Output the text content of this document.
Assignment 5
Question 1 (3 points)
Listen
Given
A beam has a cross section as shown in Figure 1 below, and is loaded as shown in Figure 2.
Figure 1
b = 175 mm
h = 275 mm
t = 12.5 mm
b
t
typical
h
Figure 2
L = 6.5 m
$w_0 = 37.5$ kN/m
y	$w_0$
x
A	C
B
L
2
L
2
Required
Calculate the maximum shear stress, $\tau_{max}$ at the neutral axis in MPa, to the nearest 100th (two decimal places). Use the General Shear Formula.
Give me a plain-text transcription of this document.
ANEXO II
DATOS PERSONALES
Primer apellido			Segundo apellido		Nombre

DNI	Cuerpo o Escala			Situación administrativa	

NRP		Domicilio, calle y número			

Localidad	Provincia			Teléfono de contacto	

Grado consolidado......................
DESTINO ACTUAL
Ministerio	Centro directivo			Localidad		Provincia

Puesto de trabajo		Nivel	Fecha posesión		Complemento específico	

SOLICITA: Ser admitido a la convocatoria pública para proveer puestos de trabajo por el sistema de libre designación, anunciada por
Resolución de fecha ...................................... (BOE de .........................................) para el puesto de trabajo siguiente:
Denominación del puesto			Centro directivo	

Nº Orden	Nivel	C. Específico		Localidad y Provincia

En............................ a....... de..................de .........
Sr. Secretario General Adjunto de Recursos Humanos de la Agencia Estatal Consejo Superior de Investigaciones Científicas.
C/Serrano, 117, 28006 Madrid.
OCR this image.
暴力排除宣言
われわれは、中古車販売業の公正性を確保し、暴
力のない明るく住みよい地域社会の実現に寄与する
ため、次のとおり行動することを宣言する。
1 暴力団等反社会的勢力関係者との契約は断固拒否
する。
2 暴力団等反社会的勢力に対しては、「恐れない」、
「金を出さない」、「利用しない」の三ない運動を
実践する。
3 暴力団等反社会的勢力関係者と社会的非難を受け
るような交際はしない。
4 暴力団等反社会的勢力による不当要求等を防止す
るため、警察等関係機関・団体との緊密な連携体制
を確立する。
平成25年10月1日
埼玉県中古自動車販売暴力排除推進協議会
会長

## WRITTEN PROBLEM:
Give back exactly the lines from the line containing "OCR this image." to the end of the entries, and no other lines.

## RESULT FOR THIS TASK:
OCR this image.
暴力排除宣言
われわれは、中古車販売業の公正性を確保し、暴
力のない明るく住みよい地域社会の実現に寄与する
ため、次のとおり行動することを宣言する。
1 暴力団等反社会的勢力関係者との契約は断固拒否
する。
2 暴力団等反社会的勢力に対しては、「恐れない」、
「金を出さない」、「利用しない」の三ない運動を
実践する。
3 暴力団等反社会的勢力関係者と社会的非難を受け
るような交際はしない。
4 暴力団等反社会的勢力による不当要求等を防止す
るため、警察等関係機関・団体との緊密な連携体制
を確立する。
平成25年10月1日
埼玉県中古自動車販売暴力排除推進協議会
会長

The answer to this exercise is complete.